> **Goal**: Your task is to copy every line of the entries that contains "offense".

::::

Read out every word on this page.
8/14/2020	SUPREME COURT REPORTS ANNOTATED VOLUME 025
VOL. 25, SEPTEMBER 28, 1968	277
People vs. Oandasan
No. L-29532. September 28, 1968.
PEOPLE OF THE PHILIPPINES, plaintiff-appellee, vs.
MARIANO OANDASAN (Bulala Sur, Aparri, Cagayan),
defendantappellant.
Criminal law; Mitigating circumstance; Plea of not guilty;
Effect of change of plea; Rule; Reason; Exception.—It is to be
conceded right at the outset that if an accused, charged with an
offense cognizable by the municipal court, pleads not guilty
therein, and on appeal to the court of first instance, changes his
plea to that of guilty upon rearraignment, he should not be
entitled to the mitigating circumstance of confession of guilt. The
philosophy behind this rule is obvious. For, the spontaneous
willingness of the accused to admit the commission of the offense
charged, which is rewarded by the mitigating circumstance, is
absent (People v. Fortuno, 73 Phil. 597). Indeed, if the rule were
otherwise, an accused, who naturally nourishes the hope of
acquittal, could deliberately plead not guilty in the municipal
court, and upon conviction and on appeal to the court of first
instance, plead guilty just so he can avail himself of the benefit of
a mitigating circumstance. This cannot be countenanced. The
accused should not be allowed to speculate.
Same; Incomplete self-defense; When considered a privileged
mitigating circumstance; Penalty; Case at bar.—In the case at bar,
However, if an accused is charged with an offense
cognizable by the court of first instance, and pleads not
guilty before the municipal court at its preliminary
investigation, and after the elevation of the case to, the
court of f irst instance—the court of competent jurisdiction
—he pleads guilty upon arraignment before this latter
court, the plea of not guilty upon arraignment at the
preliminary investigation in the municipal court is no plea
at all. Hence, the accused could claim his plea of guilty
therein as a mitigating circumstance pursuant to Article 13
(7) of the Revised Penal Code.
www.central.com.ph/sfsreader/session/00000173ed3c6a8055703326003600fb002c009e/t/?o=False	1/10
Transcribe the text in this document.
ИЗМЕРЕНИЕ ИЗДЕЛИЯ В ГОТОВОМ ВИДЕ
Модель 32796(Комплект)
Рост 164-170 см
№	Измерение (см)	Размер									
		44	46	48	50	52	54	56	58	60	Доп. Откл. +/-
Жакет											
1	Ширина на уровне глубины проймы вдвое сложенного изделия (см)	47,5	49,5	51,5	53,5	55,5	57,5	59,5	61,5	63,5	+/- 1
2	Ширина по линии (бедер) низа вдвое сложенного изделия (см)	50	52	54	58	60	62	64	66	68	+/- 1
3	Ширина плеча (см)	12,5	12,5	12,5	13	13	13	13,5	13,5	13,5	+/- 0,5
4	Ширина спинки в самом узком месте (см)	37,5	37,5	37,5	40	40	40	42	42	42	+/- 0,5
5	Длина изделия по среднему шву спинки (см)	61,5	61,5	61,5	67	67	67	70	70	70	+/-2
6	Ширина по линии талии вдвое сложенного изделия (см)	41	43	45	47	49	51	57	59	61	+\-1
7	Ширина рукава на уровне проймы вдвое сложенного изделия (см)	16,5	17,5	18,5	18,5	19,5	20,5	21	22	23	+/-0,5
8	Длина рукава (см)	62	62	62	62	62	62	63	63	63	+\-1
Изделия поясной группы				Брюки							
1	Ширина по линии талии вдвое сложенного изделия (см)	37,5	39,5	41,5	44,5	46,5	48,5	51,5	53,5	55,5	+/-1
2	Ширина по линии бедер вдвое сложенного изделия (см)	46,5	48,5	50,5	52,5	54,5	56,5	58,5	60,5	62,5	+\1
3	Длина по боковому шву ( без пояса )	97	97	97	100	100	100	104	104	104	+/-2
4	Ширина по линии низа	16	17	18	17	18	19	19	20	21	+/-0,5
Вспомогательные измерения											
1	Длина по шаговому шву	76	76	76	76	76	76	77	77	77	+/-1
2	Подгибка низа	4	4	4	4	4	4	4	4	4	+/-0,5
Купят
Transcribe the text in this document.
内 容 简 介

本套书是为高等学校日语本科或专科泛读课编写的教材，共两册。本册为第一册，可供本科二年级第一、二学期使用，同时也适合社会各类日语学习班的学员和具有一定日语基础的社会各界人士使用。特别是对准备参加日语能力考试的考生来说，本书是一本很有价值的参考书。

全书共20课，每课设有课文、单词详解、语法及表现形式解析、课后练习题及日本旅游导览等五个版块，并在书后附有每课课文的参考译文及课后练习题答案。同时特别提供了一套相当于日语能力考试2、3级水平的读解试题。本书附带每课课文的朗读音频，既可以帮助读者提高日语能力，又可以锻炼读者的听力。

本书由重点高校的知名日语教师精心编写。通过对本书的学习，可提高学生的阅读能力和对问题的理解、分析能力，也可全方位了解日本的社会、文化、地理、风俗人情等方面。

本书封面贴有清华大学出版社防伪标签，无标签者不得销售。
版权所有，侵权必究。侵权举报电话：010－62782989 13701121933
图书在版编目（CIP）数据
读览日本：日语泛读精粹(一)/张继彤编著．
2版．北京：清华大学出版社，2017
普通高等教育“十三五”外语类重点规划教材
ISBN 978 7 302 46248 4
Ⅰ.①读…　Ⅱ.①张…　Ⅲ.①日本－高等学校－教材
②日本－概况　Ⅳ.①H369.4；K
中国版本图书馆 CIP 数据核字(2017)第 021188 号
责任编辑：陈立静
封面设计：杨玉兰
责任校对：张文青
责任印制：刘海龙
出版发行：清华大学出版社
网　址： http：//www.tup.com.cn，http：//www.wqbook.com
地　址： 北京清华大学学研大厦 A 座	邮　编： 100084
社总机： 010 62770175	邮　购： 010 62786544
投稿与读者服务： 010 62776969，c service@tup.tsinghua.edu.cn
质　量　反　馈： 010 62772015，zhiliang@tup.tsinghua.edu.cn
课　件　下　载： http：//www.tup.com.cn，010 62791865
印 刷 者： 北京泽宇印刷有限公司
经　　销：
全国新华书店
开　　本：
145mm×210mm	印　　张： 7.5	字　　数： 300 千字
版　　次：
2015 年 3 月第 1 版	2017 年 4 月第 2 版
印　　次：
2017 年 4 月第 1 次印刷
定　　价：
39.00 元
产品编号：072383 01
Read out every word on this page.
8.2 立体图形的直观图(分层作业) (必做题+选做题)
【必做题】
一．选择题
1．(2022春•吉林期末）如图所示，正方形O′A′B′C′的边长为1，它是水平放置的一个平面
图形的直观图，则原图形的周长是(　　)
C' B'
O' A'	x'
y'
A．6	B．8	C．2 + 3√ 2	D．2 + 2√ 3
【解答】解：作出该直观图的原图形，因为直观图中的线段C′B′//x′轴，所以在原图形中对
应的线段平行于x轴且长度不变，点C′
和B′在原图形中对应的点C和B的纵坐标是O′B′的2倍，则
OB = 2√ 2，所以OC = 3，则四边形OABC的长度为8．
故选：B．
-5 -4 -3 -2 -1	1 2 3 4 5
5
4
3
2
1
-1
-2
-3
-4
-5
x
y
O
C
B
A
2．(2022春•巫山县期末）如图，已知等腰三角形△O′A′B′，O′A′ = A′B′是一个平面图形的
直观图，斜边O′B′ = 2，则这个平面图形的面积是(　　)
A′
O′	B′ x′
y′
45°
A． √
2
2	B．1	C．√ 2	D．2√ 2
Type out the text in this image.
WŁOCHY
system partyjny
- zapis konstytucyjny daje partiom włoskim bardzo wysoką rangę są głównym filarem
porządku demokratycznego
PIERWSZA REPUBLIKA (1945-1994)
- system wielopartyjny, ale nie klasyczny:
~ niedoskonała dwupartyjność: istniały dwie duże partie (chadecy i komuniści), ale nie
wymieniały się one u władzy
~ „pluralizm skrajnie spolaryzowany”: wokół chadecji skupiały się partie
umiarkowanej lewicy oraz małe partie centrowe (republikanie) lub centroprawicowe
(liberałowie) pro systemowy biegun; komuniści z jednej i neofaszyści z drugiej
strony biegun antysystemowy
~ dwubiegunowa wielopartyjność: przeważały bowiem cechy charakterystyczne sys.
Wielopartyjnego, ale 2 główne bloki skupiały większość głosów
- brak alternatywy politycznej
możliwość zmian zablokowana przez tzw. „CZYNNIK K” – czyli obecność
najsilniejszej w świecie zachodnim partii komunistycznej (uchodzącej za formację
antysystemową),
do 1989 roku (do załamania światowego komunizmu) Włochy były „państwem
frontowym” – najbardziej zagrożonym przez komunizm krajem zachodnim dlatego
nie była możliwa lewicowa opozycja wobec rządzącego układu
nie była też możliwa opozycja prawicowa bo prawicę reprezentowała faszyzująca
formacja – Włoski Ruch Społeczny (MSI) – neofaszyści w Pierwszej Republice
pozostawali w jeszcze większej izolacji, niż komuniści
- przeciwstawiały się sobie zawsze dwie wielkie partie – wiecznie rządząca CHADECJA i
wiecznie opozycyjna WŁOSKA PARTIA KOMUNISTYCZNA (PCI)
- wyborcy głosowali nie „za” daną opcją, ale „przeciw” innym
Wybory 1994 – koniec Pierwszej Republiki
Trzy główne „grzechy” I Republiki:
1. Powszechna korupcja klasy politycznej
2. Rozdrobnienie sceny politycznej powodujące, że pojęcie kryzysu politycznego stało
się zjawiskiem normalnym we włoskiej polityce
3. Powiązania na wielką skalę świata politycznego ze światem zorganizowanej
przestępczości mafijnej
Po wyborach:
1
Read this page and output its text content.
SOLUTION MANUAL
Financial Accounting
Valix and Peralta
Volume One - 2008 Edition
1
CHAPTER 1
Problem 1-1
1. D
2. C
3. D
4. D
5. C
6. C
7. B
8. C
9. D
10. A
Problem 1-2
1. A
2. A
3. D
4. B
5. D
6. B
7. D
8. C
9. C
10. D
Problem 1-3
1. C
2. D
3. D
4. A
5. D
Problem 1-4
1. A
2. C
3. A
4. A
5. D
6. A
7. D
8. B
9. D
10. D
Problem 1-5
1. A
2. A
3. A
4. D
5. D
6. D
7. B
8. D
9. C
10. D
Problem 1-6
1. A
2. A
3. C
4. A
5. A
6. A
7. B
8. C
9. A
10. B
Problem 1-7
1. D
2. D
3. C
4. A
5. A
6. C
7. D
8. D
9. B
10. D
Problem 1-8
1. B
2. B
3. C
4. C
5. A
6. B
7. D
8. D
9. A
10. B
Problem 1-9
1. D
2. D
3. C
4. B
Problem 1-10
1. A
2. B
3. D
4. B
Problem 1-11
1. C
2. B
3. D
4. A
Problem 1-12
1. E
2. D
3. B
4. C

::::

> **Solution below**:
offense cognizable by the municipal court, pleads not guilty
willingness of the accused to admit the commission of the offense
However, if an accused is charged with an offense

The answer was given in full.